(Work required) Every line below that holds the word "Dong" must be listed.

(Task input)

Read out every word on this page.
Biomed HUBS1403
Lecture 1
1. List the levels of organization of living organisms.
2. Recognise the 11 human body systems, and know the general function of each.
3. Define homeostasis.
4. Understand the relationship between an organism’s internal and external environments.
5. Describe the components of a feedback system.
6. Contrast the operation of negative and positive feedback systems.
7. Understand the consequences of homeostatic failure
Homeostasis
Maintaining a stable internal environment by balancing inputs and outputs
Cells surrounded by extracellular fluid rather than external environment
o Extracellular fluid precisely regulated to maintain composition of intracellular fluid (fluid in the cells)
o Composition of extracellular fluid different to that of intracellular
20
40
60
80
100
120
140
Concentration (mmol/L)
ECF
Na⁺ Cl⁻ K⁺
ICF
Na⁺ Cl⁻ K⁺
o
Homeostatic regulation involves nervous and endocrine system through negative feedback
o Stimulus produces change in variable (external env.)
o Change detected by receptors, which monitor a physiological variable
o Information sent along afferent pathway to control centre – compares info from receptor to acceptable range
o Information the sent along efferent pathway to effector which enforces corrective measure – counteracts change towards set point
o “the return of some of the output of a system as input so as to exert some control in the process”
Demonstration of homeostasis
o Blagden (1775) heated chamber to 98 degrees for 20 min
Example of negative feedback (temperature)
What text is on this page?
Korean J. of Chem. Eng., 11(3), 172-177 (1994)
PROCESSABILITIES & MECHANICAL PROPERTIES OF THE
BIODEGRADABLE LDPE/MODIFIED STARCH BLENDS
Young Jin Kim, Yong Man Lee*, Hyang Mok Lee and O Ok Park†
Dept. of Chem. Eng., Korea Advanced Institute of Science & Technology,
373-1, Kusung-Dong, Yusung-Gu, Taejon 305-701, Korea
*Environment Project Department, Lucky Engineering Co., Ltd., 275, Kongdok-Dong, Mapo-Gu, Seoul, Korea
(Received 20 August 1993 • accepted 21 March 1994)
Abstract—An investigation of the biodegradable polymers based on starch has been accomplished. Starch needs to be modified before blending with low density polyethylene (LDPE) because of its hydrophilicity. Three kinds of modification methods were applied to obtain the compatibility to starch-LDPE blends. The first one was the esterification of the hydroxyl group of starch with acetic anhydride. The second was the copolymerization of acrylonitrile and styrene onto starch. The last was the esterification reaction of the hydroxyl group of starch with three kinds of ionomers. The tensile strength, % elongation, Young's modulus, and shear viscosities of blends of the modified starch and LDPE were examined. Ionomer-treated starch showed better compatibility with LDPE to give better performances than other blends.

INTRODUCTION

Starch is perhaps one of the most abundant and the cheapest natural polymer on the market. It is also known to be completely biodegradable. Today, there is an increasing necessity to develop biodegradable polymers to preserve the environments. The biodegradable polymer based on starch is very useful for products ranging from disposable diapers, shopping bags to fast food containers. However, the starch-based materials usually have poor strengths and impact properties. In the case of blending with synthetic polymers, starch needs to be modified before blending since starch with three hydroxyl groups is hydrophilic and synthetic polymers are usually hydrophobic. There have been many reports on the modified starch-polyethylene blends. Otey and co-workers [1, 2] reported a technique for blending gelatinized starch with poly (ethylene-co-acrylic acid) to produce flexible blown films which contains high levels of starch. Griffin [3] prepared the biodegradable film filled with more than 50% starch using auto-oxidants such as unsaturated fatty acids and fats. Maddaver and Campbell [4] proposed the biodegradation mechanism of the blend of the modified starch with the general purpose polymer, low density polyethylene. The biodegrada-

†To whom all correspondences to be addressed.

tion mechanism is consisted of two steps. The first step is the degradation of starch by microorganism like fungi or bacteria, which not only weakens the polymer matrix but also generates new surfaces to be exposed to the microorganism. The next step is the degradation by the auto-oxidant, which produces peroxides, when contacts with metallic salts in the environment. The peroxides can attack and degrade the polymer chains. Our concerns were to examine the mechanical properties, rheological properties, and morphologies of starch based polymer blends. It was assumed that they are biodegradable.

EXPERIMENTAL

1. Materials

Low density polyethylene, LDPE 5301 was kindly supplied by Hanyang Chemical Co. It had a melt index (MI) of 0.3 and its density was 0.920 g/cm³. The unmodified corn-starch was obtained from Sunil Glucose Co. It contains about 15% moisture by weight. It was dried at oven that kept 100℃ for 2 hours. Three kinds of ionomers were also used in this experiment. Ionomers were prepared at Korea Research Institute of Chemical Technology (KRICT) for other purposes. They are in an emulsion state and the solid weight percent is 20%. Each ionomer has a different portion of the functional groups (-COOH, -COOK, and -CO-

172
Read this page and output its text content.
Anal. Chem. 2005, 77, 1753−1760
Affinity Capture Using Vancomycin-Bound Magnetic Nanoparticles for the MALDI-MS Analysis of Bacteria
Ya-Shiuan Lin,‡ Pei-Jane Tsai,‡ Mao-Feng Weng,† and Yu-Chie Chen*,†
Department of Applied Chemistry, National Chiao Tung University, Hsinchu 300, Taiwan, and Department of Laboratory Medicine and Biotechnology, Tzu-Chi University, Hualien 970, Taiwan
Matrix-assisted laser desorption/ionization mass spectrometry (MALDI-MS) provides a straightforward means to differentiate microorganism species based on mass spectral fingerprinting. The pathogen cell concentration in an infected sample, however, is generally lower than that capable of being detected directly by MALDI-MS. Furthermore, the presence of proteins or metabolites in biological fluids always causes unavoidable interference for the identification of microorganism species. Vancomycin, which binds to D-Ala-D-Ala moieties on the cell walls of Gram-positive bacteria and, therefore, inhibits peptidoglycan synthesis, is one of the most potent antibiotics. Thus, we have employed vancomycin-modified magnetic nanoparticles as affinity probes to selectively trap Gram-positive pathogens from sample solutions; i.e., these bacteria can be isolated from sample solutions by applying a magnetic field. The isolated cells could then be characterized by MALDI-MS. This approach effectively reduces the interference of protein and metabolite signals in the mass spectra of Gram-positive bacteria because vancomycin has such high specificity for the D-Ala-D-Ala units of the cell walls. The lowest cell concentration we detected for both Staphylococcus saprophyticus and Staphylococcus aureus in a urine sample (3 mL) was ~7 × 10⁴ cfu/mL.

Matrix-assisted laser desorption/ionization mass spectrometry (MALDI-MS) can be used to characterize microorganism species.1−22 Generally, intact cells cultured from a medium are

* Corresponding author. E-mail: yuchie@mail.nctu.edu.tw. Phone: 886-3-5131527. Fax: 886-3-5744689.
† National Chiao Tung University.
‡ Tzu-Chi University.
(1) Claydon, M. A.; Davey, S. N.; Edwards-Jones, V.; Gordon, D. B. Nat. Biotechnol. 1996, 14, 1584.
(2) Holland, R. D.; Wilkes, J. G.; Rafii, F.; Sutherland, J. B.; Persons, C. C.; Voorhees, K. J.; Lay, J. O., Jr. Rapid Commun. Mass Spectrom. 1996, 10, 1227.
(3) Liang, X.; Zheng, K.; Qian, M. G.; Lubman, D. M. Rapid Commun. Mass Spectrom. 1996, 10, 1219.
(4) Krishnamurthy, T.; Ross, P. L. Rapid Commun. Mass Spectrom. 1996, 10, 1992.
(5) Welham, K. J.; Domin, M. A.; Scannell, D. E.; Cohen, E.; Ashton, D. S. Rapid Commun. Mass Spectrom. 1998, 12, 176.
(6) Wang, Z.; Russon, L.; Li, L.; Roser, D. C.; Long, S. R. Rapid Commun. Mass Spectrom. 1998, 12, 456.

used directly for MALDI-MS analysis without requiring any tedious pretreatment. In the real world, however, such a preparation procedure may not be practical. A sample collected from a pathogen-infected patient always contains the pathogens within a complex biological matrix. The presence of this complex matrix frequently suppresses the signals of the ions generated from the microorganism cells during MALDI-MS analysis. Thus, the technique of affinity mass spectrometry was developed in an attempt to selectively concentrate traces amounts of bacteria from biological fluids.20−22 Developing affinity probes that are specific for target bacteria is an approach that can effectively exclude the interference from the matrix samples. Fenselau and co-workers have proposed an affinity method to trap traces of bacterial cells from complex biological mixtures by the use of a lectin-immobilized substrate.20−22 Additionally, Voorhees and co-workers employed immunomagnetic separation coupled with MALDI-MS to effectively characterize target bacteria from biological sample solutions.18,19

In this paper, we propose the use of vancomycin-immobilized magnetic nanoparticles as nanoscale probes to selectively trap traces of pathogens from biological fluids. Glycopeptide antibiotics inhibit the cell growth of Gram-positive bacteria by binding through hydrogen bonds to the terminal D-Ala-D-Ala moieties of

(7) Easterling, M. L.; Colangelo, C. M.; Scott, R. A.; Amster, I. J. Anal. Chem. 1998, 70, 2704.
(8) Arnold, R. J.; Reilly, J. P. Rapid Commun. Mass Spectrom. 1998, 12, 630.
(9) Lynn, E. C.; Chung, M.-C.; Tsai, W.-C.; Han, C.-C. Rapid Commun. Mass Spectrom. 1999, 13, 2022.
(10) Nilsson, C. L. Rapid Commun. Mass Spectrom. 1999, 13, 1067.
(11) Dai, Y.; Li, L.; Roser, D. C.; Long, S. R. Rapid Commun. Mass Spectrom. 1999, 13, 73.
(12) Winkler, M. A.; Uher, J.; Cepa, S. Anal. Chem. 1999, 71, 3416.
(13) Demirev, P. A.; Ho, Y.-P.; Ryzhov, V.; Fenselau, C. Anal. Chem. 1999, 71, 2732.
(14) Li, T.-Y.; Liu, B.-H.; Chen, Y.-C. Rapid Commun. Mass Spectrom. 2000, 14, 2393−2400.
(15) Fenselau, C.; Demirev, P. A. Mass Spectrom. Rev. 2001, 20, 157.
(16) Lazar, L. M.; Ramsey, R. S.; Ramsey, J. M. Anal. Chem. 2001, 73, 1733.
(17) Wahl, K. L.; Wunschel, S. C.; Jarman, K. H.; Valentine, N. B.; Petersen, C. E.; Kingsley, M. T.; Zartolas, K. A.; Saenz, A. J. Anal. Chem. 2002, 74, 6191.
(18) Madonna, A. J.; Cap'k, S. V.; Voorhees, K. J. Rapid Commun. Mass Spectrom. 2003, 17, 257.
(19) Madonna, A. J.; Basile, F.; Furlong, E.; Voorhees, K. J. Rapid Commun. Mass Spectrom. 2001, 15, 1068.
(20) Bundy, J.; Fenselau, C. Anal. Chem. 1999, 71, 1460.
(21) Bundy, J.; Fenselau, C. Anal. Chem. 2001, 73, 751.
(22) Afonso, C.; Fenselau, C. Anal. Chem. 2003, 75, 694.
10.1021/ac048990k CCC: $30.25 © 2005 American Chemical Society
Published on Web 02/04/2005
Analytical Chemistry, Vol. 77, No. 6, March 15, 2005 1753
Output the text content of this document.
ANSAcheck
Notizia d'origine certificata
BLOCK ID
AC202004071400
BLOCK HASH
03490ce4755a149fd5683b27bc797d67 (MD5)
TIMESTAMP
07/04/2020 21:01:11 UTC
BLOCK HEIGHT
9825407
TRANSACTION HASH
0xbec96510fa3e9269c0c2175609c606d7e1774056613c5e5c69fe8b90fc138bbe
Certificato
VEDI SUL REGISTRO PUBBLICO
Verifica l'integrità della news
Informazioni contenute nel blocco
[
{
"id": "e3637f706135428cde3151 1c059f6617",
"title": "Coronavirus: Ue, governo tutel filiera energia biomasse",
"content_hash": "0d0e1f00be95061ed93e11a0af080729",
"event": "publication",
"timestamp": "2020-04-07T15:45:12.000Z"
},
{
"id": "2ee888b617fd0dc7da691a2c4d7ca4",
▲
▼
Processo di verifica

(Exercise solution)
373-1, Kusung-Dong, Yusung-Gu, Taejon 305-701, Korea
*Environment Project Department, Lucky Engineering Co., Ltd., 275, Kongdok-Dong, Mapo-Gu, Seoul, Korea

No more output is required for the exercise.